Return each line of the listing that contains the string "content".

____________________

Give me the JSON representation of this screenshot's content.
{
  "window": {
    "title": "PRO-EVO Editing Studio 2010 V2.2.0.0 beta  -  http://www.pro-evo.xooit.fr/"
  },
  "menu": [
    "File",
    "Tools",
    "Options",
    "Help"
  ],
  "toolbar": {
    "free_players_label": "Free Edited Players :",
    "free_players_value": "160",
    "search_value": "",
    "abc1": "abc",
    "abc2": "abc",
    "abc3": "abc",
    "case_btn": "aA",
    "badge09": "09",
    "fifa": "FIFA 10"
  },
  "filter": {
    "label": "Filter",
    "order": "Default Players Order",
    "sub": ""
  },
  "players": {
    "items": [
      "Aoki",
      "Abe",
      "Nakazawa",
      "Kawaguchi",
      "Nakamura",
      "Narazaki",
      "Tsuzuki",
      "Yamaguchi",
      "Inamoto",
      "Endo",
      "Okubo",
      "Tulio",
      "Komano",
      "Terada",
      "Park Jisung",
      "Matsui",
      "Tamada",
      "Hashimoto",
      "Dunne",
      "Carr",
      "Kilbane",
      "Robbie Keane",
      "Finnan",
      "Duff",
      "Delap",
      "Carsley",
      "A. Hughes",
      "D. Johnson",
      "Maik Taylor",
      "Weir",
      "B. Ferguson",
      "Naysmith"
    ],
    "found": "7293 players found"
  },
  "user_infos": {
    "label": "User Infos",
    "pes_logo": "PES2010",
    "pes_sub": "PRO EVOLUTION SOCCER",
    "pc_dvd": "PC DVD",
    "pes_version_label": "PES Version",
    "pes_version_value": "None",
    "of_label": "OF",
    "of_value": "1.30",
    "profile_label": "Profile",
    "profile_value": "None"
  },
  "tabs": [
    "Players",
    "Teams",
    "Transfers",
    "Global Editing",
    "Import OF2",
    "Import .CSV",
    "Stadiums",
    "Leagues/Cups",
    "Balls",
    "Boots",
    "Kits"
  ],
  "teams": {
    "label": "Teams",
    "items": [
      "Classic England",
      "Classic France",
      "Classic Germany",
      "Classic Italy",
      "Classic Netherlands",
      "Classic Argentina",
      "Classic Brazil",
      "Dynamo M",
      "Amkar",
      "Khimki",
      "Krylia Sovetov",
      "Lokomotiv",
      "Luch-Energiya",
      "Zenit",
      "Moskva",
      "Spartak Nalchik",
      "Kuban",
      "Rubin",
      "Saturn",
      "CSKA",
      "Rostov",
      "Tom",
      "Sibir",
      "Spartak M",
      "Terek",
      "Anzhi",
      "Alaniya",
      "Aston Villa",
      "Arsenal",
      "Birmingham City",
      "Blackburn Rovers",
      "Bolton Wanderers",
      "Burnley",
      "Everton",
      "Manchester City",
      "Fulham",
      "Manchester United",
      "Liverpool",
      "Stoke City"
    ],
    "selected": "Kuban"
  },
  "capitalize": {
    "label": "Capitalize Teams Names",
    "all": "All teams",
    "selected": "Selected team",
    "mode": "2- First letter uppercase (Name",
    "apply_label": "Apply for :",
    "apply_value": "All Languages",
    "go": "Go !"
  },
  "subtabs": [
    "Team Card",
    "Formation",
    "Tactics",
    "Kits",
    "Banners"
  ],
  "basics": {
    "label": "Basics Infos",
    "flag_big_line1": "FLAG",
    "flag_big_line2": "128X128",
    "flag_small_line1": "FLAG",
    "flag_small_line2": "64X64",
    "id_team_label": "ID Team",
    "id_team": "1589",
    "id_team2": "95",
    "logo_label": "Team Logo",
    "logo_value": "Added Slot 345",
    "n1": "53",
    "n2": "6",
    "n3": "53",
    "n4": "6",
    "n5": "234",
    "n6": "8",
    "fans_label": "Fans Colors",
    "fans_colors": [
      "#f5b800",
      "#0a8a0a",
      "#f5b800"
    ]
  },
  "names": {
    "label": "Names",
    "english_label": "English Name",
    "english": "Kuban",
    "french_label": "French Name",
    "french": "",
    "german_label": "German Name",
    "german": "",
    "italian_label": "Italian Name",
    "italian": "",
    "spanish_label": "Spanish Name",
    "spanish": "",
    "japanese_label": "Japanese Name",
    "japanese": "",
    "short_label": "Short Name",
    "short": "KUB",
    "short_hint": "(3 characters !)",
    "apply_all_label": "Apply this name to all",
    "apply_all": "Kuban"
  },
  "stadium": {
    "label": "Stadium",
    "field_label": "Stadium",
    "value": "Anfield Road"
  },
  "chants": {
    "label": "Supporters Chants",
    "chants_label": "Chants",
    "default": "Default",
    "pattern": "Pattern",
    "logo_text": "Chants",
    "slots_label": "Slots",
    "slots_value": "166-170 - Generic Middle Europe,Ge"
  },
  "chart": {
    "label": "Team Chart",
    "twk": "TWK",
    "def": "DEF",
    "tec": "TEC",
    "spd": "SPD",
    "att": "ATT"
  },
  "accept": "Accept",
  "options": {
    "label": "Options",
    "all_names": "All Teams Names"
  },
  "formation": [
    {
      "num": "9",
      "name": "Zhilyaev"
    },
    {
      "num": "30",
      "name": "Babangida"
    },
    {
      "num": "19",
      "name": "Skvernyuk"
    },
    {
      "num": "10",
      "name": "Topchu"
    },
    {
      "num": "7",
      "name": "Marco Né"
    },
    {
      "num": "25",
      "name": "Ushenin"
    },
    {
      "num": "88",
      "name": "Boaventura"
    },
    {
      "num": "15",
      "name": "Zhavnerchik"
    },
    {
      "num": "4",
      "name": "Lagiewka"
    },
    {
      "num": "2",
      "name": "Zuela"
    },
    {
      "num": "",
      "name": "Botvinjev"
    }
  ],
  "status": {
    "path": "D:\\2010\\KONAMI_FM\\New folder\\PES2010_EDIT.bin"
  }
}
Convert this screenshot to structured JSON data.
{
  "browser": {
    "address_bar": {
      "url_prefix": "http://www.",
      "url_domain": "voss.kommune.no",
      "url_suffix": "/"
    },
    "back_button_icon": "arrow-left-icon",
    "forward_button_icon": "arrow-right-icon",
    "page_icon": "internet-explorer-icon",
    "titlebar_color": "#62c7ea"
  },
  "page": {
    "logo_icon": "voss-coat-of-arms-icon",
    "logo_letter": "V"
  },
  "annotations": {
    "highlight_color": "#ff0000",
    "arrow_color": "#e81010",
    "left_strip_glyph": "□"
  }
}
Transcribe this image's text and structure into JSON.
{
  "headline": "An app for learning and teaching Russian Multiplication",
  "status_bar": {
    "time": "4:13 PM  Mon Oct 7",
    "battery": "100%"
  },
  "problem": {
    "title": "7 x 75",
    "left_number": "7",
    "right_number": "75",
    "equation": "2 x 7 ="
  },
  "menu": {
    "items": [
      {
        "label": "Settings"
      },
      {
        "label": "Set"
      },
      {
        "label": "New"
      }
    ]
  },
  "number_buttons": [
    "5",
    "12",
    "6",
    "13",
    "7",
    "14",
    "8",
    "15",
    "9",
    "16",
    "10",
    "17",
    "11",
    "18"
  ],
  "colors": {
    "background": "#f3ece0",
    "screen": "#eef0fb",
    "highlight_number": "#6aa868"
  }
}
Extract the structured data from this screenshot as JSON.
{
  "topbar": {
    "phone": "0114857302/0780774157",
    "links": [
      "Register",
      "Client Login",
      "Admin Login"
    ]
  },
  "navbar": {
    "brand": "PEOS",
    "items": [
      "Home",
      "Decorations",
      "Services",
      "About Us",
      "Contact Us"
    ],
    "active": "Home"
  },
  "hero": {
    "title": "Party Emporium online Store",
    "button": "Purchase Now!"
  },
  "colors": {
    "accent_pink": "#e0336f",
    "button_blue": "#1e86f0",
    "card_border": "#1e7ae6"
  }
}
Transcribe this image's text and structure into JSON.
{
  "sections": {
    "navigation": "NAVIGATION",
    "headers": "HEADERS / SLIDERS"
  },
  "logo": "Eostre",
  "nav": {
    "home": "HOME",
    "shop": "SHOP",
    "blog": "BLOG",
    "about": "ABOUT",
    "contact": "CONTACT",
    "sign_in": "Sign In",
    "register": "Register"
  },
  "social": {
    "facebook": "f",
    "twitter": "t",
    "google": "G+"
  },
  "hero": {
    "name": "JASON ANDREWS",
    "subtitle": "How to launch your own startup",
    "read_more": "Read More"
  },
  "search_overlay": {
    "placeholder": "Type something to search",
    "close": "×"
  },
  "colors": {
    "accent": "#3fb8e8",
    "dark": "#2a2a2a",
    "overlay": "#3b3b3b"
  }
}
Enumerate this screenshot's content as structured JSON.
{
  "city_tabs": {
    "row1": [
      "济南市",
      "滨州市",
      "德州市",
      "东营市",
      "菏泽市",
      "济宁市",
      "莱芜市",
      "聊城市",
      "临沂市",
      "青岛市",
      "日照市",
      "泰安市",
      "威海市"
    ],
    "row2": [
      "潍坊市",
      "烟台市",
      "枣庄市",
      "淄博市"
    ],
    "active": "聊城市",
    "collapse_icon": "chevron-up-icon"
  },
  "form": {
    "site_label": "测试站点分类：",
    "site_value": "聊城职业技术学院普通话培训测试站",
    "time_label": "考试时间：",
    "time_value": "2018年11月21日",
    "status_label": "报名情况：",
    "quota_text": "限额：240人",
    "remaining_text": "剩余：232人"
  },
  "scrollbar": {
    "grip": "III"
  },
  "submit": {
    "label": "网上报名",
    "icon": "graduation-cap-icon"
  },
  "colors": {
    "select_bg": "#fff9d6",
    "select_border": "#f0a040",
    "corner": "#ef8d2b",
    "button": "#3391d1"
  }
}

____________________

> _Response below_:
Give me the JSON representation of this screenshot's content.
Enumerate this screenshot's content as structured JSON.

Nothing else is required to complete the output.